_QUÉ HACER_
Prolonga la reseña de «Los vencejos» a partir de su última oración, siguiendo el hilo del texto.

═════ TEXTO DADO ═════

El mes de septiembre veía la luz el nuevo libro de Aramburu, “Los vencejos”. Cinco años después de «Patria». Tras leer un comentario de Alberto Olmos en El Confidencial, en el que decía que «después del éxito de ‘Patria’, el escritor se decanta por un largo relato no apto para todos los públicos», me decidí a leerlo. Si bien, durante la lectura, recordaba poco del análisis del crítico, al terminarla, he visto que hay cosas positivas, pero que entran dentro de la cotidianidad.
La obra se vertebra en torno a Toni, narrador en primera persona, que ha tomado la decisión de suicidarse dentro de un año. Y durante 365 días, a partir del 1 de agosto de 2018, hace un repaso en torno a su vida y su entorno (padres, suegros, hermano y cuñada, sobrinas, mujer e hijo, exnovia y un amigo, Patachula, víctima del atentado del 11M, dos perros y una muñeca sexual). Recoge todos los temas que pueden verse o leerse en los medios de comunicación: educación, acoso escolar, violencia de género, machismo, prostitución, degradación de la sexualidad y del amor, política, independentismo, ETA, medios de comunicación… El espacio se centra en Madrid, con algunas salidas a los alrededores y a Mérida.
Hay que dejar sentado que encontramos un buen dominio de la lengua, de la técnica narrativa y del diálogo de los personajes. Pero, cuando un escritor aborda temas y espacios conocidos, debe estar documentado en los temas y en las características de los lugares, para su descripción o pintura. Y Aramburu hace aguas en ambas parcelas.

═════ REGISTROS ═════

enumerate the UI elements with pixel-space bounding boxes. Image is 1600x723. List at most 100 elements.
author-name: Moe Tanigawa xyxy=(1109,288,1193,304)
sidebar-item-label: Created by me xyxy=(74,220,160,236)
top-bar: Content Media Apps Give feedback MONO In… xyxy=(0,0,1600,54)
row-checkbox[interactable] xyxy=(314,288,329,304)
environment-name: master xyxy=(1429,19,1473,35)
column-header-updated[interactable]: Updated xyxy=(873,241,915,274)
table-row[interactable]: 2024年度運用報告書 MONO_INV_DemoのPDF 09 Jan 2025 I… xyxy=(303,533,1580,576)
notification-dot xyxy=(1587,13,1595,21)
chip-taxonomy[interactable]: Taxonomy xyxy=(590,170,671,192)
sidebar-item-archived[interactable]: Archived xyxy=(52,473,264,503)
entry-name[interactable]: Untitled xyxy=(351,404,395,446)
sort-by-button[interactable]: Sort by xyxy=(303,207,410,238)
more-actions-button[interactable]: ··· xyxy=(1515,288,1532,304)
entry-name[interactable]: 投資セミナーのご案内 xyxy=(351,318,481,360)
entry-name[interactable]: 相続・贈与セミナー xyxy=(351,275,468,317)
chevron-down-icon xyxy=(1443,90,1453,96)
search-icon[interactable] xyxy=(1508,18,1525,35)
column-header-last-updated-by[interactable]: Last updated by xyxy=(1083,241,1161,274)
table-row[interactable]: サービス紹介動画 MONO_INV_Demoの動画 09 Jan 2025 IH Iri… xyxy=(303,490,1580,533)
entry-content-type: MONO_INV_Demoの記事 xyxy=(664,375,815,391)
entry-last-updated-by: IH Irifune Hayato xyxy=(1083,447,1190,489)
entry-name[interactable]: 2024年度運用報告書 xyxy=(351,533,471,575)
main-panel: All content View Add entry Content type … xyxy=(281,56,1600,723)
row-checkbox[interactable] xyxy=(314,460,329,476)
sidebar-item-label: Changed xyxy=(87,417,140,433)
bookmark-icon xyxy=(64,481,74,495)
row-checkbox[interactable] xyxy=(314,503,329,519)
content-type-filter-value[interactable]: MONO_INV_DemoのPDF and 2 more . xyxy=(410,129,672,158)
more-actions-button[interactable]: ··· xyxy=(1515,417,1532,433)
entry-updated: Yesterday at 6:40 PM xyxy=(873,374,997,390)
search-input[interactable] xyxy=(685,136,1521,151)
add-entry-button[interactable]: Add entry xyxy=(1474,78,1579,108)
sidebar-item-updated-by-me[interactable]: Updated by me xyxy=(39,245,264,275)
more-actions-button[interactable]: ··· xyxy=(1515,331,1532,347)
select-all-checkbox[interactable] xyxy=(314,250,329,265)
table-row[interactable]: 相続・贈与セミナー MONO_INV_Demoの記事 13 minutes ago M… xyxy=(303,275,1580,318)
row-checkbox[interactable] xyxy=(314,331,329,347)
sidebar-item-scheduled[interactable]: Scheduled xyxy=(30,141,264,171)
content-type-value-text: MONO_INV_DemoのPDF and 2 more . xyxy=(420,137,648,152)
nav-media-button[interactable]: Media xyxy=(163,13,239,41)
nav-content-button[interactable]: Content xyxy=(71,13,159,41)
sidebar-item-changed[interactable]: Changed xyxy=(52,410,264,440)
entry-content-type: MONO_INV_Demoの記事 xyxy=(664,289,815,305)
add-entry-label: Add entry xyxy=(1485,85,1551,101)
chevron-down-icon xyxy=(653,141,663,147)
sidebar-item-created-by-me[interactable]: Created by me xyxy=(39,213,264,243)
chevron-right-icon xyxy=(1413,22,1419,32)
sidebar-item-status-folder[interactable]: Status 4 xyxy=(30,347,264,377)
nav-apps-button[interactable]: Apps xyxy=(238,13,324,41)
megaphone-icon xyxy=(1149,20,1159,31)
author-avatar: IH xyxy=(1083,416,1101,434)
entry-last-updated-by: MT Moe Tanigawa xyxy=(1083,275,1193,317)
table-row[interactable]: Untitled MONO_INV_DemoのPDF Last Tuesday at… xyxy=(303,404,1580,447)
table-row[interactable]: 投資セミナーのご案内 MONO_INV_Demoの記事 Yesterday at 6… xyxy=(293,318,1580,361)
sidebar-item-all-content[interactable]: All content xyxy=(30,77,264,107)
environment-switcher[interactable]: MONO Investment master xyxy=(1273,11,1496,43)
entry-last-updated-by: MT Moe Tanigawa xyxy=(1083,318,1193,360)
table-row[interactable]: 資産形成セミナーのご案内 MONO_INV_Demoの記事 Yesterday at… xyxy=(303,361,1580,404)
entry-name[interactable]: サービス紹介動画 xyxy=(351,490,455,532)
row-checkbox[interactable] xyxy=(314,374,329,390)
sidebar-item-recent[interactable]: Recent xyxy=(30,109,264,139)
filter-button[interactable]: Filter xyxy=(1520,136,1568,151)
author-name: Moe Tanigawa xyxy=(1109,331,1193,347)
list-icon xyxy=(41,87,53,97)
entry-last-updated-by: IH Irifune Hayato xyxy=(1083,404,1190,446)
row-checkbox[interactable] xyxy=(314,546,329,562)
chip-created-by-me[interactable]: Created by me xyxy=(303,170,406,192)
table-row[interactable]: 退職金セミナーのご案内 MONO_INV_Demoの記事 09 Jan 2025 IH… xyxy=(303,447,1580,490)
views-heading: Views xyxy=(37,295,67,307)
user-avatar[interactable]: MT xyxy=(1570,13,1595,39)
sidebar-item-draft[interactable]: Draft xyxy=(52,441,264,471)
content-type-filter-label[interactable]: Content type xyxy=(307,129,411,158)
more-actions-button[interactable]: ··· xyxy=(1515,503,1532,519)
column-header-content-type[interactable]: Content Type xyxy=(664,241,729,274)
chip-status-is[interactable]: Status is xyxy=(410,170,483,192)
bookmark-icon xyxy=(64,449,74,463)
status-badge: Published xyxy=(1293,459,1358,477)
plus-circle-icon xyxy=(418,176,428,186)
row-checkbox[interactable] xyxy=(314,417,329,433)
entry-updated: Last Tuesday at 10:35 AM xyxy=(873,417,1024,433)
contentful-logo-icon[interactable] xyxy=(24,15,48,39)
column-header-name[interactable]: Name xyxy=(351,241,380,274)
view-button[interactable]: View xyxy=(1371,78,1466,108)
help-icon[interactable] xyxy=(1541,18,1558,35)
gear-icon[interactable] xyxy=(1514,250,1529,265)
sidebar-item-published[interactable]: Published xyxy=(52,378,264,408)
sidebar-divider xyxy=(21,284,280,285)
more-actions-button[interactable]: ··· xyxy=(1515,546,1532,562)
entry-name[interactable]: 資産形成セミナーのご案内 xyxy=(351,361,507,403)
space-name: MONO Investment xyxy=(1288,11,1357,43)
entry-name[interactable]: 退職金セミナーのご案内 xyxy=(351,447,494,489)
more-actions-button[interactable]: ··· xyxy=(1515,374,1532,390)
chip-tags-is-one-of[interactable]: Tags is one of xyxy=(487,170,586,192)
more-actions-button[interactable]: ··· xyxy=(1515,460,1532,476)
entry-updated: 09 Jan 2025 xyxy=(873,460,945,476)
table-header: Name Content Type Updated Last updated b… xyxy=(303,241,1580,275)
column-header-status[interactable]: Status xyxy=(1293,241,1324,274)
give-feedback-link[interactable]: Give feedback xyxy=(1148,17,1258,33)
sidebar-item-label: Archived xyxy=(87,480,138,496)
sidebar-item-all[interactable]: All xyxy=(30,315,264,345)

═════

_RESPUESTA ESPERADA_
El tema central de la novela, el suicidio, parece planeado como un viaje estival durante las vacaciones. Se alude a él reiteradamente, pero no se ve en el protagonista una angustia existencial, que lo motive. «Justamente porque a uno le complace la vida, debe abandonarla por voluntad propia, guardando las formas de educación y elegancia, cuando advierta que la afea con su desánimo, su vejez y sus lacras; cuando nota que ha dejado de merecerla; cuando ya ha disfrutado lo suficiente» (pág. 417), dice Toni. Por lo que el tema parece una excusa para abordar todos los asuntos que nos afectan en los momentos actuales, pero ninguno en profundidad.
El protagonista trabaja como funcionario en un Instituto, impartiendo Filosofía, y no tiene idea del funcionamiento del mismo, por lo que escribe de profesores, alumnos, dirección… Expresa su temor de que la directora lo expulse del Instituto. Desconoce, pues, las potestades de un director de centro público. Cuando su hijo deja embarazada a una chica del Centro en que estudia, resuelve el problema con el director y el padre de la muchacha, policía, en una reunión en la que les ofrece bebida y pastas en el despacho, cuando están tratando el asunto, con los jóvenes presentes. Alucinante.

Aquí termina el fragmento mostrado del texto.